CHALLENGE:
Please identify each line in the listing below that contains the string "Парогазовая" and copy those lines out. Case counts, so only matches with the same capitalization qualify.

────────────────────────────────────────

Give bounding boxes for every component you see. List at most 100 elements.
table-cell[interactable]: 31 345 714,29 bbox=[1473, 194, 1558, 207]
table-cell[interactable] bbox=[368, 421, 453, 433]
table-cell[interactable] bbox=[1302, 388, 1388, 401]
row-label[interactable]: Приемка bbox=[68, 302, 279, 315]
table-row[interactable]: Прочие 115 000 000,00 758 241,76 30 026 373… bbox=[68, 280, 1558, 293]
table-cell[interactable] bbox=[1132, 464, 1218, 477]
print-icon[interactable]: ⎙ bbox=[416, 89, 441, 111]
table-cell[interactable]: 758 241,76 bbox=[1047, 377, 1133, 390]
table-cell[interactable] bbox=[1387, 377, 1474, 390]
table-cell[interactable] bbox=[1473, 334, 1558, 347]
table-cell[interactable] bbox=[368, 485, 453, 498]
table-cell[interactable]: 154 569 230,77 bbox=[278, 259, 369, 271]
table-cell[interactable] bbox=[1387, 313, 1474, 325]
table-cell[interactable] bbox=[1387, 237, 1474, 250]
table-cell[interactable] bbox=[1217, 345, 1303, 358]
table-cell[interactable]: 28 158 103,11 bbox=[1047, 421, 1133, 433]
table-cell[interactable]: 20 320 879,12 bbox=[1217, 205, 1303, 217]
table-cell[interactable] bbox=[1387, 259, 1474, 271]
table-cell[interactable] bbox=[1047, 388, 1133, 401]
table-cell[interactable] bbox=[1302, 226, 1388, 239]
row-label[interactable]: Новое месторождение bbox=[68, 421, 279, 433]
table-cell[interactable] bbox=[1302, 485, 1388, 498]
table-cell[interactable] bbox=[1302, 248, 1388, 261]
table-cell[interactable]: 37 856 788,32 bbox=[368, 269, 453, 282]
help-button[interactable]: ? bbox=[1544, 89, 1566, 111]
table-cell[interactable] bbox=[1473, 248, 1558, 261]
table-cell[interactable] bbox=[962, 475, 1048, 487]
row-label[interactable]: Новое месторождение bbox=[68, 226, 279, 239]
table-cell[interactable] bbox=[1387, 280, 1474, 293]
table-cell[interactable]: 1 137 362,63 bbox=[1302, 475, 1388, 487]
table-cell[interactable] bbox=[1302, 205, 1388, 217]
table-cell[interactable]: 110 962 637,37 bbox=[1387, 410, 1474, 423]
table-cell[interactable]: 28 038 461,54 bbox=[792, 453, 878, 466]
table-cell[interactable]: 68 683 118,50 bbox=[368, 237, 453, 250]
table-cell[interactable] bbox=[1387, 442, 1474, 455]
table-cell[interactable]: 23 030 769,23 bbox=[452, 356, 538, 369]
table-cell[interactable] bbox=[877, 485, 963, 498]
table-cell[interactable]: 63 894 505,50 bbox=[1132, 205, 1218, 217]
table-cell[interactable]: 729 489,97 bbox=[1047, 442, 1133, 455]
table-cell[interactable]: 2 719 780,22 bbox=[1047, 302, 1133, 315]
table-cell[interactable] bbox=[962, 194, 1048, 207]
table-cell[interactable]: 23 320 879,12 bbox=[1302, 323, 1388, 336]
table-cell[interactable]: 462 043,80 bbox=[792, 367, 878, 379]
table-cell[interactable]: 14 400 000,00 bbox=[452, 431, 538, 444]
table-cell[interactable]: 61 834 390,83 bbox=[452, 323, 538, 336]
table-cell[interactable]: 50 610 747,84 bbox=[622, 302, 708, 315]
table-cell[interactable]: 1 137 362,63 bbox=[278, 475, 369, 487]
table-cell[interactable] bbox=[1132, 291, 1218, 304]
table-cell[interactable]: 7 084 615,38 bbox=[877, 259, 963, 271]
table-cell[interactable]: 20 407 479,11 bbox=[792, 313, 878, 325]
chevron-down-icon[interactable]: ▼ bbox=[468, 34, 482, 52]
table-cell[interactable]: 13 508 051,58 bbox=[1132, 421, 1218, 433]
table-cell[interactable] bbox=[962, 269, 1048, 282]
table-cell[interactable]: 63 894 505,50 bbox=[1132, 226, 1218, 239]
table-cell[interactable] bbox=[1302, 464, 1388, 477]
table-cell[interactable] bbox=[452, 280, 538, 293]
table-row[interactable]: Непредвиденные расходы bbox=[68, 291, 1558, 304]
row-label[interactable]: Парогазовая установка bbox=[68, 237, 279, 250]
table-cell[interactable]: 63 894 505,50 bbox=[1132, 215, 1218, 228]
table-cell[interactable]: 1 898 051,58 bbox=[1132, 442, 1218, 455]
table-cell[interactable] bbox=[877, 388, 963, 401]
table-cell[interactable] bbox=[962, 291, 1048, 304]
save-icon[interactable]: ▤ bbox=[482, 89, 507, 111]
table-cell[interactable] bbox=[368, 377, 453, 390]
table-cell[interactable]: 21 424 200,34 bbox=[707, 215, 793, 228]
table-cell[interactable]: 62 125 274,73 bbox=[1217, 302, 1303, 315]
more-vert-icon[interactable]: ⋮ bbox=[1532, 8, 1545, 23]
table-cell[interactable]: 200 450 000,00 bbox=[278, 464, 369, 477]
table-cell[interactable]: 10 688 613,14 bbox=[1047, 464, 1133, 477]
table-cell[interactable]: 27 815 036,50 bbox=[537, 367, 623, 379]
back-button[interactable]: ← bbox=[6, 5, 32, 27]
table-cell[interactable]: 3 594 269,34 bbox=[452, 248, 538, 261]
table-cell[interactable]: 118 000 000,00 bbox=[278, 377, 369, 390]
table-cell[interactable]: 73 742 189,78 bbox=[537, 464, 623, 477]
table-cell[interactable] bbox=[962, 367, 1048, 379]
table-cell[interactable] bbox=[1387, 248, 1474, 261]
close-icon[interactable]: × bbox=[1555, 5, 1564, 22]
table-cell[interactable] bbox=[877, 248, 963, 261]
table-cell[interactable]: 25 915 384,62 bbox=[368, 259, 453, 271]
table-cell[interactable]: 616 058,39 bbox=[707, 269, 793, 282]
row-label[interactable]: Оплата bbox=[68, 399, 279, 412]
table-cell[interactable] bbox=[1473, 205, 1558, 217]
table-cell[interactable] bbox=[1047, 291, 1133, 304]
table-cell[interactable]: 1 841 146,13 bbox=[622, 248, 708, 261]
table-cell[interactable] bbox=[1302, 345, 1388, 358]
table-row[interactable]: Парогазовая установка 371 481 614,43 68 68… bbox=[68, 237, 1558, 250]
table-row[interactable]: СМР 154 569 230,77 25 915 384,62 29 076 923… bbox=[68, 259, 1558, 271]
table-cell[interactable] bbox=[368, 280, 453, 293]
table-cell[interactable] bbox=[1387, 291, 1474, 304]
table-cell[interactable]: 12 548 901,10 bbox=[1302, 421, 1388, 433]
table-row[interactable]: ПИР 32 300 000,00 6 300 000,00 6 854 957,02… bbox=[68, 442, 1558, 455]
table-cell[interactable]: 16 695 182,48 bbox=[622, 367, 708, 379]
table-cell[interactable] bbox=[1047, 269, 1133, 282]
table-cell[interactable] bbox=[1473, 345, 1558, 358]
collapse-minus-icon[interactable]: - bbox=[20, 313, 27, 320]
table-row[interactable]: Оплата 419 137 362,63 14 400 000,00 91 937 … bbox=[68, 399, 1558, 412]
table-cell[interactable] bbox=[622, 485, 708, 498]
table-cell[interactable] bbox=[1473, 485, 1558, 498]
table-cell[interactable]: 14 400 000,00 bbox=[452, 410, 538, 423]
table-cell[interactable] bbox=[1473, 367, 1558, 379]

────────────────────────────────────────

FULL SOLUTION:
row-label[interactable]: Парогазовая установка bbox=[68, 237, 279, 250]
table-row[interactable]: Парогазовая установка 371 481 614,43 68 68… bbox=[68, 237, 1558, 250]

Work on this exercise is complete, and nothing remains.